Challenge
Output again, unchanged, the part of the data that opens with the line containing "bar-3 bbox=[740, 339, 868, 801]" and closes with the line containing "data-label-1: 18 bbox=[406, 343, 444, 381]".

Element position data:
** begin **

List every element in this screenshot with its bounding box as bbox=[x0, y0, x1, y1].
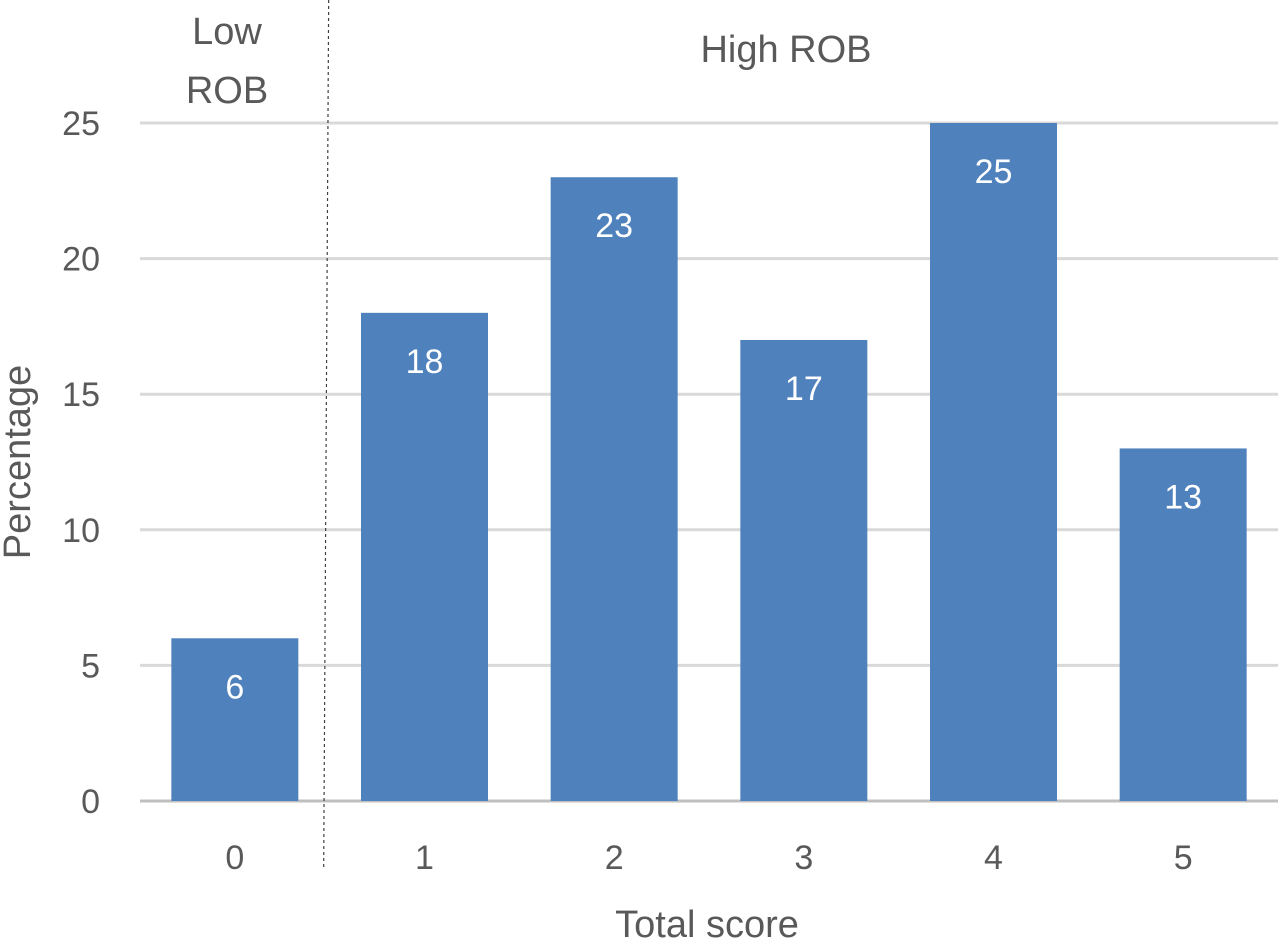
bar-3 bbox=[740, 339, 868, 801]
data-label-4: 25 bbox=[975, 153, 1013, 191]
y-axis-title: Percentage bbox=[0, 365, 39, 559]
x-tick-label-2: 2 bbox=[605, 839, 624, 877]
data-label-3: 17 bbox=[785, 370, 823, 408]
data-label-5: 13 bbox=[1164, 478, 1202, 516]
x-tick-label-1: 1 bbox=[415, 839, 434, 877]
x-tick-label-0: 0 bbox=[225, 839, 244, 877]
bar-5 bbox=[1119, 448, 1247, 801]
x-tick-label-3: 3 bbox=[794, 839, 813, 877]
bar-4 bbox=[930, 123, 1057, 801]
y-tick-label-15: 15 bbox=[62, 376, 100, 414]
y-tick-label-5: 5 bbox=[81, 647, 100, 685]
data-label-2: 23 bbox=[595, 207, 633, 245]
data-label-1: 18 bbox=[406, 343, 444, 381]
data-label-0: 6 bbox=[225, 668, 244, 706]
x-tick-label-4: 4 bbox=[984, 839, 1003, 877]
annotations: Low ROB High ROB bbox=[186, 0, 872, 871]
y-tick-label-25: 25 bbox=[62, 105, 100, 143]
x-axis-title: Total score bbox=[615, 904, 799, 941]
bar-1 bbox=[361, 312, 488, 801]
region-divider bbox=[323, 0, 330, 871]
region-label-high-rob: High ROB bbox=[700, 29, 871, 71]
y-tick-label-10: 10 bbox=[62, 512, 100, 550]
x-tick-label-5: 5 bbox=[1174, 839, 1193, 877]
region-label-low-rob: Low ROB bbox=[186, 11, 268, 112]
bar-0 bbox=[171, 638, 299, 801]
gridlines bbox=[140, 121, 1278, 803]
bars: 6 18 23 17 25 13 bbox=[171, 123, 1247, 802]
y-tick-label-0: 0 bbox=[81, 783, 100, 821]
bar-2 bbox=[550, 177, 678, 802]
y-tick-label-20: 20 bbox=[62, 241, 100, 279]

** end **
** begin **

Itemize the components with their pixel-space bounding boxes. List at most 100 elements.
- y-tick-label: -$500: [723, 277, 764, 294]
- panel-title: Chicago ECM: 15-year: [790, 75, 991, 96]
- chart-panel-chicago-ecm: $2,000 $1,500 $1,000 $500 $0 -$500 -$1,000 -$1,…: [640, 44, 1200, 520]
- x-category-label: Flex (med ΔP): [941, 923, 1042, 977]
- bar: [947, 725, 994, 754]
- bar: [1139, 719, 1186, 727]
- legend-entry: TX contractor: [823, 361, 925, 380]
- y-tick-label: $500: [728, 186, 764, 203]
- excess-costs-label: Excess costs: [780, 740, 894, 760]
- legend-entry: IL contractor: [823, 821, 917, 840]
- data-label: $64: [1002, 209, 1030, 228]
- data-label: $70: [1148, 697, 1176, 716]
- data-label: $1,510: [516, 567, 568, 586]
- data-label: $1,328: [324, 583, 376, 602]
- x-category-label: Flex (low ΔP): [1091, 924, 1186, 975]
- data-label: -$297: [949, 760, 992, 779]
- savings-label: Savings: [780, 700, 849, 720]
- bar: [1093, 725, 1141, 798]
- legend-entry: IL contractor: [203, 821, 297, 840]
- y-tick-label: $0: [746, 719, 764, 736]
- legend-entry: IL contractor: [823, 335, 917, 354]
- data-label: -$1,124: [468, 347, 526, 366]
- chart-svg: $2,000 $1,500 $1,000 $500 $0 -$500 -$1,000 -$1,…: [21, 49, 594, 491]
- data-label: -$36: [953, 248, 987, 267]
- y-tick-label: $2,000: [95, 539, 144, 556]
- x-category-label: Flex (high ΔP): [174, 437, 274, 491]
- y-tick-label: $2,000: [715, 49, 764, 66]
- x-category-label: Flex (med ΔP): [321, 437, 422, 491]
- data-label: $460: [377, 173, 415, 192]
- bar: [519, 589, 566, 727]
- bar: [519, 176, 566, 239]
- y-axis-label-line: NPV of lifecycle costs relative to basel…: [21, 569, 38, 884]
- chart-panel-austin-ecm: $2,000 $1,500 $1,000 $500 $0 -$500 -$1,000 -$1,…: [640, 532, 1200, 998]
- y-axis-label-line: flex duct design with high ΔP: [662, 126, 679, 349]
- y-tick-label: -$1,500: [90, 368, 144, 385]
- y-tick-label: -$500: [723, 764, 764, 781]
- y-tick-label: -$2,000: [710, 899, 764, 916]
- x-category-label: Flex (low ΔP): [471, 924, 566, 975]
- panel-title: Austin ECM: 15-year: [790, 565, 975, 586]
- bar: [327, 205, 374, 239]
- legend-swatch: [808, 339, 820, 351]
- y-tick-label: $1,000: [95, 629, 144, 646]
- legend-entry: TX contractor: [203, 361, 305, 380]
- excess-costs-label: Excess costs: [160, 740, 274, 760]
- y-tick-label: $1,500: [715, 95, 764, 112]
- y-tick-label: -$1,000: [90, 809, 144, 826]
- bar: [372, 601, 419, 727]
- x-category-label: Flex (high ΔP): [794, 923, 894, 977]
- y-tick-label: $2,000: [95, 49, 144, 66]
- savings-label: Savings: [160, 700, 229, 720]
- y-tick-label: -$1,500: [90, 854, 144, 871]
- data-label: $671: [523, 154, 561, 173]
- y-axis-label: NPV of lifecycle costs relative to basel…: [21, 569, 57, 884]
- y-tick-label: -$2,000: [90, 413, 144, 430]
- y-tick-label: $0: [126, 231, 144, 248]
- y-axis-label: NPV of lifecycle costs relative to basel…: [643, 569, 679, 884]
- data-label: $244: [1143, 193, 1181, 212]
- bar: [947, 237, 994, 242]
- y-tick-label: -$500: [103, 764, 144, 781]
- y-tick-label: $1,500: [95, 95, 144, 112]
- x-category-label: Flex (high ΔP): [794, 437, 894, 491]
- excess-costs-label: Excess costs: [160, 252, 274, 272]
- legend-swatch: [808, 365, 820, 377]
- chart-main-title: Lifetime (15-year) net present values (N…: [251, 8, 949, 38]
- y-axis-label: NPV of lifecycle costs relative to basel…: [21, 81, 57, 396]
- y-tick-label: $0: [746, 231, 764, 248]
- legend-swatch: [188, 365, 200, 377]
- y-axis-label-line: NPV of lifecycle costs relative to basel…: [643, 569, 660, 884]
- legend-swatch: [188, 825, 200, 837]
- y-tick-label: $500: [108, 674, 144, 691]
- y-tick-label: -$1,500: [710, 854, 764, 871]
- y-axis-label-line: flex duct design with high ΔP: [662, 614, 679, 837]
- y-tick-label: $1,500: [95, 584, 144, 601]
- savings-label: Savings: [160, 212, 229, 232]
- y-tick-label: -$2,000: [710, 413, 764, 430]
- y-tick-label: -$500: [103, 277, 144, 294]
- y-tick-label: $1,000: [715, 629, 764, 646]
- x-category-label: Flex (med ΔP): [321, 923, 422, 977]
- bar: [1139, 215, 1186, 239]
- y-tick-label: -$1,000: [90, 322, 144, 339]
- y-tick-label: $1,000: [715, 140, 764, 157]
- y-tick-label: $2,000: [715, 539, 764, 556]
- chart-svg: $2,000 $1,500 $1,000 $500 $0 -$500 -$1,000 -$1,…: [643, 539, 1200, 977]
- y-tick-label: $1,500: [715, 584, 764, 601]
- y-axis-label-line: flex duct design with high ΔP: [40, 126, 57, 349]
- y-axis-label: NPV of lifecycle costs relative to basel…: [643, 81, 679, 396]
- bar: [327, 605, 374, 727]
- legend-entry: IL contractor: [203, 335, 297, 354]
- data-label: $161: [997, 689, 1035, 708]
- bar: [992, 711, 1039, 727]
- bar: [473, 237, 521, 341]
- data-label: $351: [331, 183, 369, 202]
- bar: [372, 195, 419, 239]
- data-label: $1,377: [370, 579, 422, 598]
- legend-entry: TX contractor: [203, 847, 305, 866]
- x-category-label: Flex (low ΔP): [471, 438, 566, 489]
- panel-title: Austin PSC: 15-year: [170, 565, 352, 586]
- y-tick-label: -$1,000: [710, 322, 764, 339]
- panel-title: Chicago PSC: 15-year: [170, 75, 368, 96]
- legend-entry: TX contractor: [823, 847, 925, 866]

** end **

Finished task
bar-3 bbox=[740, 339, 868, 801]
data-label-4: 25 bbox=[975, 153, 1013, 191]
y-axis-title: Percentage bbox=[0, 365, 39, 559]
x-tick-label-2: 2 bbox=[605, 839, 624, 877]
data-label-3: 17 bbox=[785, 370, 823, 408]
data-label-5: 13 bbox=[1164, 478, 1202, 516]
x-tick-label-1: 1 bbox=[415, 839, 434, 877]
x-tick-label-0: 0 bbox=[225, 839, 244, 877]
bar-5 bbox=[1119, 448, 1247, 801]
x-tick-label-3: 3 bbox=[794, 839, 813, 877]
bar-4 bbox=[930, 123, 1057, 801]
y-tick-label-15: 15 bbox=[62, 376, 100, 414]
y-tick-label-5: 5 bbox=[81, 647, 100, 685]
data-label-2: 23 bbox=[595, 207, 633, 245]
data-label-1: 18 bbox=[406, 343, 444, 381]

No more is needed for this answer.